> Data for the task:
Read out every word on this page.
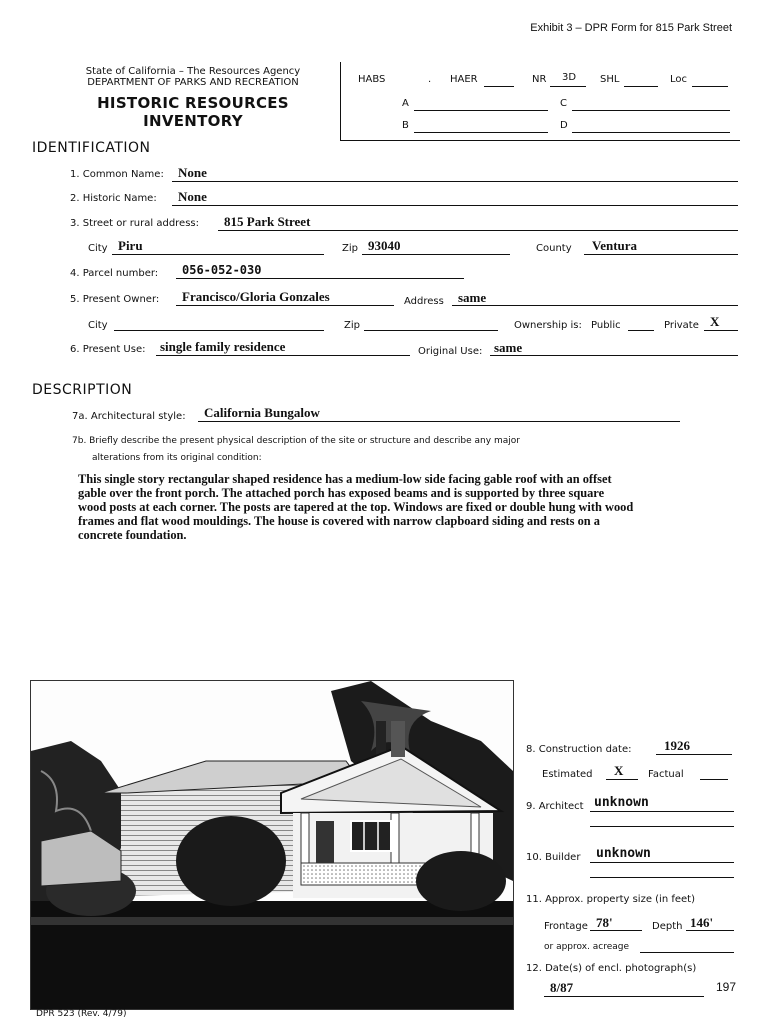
Exhibit 3 – DPR Form for 815 Park Street
State of California – The Resources Agency
DEPARTMENT OF PARKS AND RECREATION
HISTORIC RESOURCES INVENTORY
HABS	. HAER	NR 3D SHL	Loc
A	C
B	D
IDENTIFICATION
1. Common Name: None
2. Historic Name: None
3. Street or rural address: 815 Park Street
City Piru	Zip 93040	County Ventura
4. Parcel number: 056-052-030
5. Present Owner: Francisco/Gloria Gonzales	Address same
City	Zip	Ownership is: Public	Private X
6. Present Use: single family residence	Original Use: same
DESCRIPTION
7a. Architectural style: California Bungalow
7b. Briefly describe the present physical description of the site or structure and describe any major
alterations from its original condition:
This single story rectangular shaped residence has a medium-low side facing gable roof with an offset
gable over the front porch. The attached porch has exposed beams and is supported by three square
wood posts at each corner. The posts are tapered at the top. Windows are fixed or double hung with wood
frames and flat wood mouldings. The house is covered with narrow clapboard siding and rests on a
concrete foundation.
8. Construction date:	1926
Estimated X Factual
9. Architect unknown
10. Builder unknown
11. Approx. property size (in feet)
Frontage 78'	Depth 146'
or approx. acreage
12. Date(s) of encl. photograph(s)
8/87	197
DPR 523 (Rev. 4/79)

> What the task requires: Reproduce every record above exactly, omitting the pictures.

> Response to the task:
Read out every word on this page.
Exhibit 3 – DPR Form for 815 Park Street
State of California – The Resources Agency
DEPARTMENT OF PARKS AND RECREATION
HISTORIC RESOURCES INVENTORY
HABS	. HAER	NR 3D SHL	Loc
A	C
B	D
IDENTIFICATION
1. Common Name: None
2. Historic Name: None
3. Street or rural address: 815 Park Street
City Piru	Zip 93040	County Ventura
4. Parcel number: 056-052-030
5. Present Owner: Francisco/Gloria Gonzales	Address same
City	Zip	Ownership is: Public	Private X
6. Present Use: single family residence	Original Use: same
DESCRIPTION
7a. Architectural style: California Bungalow
7b. Briefly describe the present physical description of the site or structure and describe any major
alterations from its original condition:
This single story rectangular shaped residence has a medium-low side facing gable roof with an offset
gable over the front porch. The attached porch has exposed beams and is supported by three square
wood posts at each corner. The posts are tapered at the top. Windows are fixed or double hung with wood
frames and flat wood mouldings. The house is covered with narrow clapboard siding and rests on a
concrete foundation.
8. Construction date:	1926
Estimated X Factual
9. Architect unknown
10. Builder unknown
11. Approx. property size (in feet)
Frontage 78'	Depth 146'
or approx. acreage
12. Date(s) of encl. photograph(s)
8/87	197
DPR 523 (Rev. 4/79)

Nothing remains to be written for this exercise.